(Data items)
^^^^
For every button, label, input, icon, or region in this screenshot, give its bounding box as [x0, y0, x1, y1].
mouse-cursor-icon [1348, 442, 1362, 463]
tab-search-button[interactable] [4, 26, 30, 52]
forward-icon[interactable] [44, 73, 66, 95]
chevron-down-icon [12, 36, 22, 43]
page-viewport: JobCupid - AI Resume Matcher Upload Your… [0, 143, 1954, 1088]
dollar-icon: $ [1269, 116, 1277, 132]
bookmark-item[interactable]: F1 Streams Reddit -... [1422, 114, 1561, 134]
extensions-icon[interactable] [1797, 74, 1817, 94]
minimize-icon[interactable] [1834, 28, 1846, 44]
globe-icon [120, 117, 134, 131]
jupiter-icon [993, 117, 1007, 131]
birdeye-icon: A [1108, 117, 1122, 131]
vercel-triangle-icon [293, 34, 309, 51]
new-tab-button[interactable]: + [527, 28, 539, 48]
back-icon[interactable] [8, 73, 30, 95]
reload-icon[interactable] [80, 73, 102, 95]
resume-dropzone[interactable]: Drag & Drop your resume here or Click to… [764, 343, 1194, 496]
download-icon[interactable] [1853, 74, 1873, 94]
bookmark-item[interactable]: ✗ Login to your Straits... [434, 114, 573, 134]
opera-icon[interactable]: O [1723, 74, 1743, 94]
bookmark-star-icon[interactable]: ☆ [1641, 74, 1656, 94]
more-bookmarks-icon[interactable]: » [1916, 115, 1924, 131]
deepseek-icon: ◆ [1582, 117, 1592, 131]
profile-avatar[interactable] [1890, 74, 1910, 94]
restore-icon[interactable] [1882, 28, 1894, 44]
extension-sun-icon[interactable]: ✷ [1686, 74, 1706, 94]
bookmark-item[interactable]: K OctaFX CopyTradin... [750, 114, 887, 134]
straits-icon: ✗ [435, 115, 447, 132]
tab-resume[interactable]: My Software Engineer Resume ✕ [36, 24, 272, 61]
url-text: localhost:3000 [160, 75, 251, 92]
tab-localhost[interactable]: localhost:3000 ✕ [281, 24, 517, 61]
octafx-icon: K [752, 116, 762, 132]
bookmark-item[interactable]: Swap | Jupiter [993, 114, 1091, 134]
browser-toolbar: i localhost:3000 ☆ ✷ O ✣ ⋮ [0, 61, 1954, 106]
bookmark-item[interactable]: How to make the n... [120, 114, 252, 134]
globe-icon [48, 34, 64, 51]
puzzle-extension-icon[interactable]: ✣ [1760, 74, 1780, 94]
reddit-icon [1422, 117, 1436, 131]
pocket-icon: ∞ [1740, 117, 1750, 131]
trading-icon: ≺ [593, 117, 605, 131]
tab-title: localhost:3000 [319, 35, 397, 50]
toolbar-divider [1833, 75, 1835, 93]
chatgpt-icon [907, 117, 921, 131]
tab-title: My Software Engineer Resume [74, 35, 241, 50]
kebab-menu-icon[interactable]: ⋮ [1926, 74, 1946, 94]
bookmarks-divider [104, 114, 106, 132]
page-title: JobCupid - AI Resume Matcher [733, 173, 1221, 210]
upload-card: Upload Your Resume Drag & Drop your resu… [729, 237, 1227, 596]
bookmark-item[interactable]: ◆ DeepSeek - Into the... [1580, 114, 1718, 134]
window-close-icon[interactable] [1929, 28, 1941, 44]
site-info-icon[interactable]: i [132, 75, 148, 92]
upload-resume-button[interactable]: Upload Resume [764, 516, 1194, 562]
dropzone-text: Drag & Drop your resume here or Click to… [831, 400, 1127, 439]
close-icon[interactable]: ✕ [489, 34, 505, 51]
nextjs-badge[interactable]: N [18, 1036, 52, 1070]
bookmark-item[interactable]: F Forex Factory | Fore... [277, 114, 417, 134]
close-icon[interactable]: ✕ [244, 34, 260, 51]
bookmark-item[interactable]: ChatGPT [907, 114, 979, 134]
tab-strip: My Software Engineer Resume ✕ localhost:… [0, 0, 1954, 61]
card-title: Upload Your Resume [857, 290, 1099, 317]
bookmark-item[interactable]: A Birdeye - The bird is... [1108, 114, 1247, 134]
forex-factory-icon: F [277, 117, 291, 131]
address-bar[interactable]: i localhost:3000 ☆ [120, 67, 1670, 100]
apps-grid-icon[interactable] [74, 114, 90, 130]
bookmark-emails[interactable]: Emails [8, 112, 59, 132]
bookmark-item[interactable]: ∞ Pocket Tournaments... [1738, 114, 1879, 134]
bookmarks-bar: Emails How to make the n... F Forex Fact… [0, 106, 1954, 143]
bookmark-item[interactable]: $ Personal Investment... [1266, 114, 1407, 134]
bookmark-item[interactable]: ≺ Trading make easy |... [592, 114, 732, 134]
^^^^
PROBLEM TO WORK ON: Convert the rows from the start of the data items through the line containing "reload-icon[interactable] [80, 73, 102, 95]" into a JSON list of strings, one string per line, leaving out blank lines.

RESULT OF THE TASK:
[
  "For every button, label, input, icon, or region in this screenshot, give its bounding box as [x0, y0, x1, y1].",
  "mouse-cursor-icon [1348, 442, 1362, 463]",
  "tab-search-button[interactable] [4, 26, 30, 52]",
  "forward-icon[interactable] [44, 73, 66, 95]",
  "chevron-down-icon [12, 36, 22, 43]",
  "page-viewport: JobCupid - AI Resume Matcher Upload Your… [0, 143, 1954, 1088]",
  "dollar-icon: $ [1269, 116, 1277, 132]",
  "bookmark-item[interactable]: F1 Streams Reddit -... [1422, 114, 1561, 134]",
  "extensions-icon[interactable] [1797, 74, 1817, 94]",
  "minimize-icon[interactable] [1834, 28, 1846, 44]",
  "globe-icon [120, 117, 134, 131]",
  "jupiter-icon [993, 117, 1007, 131]",
  "birdeye-icon: A [1108, 117, 1122, 131]",
  "vercel-triangle-icon [293, 34, 309, 51]",
  "new-tab-button[interactable]: + [527, 28, 539, 48]",
  "back-icon[interactable] [8, 73, 30, 95]",
  "reload-icon[interactable] [80, 73, 102, 95]"
]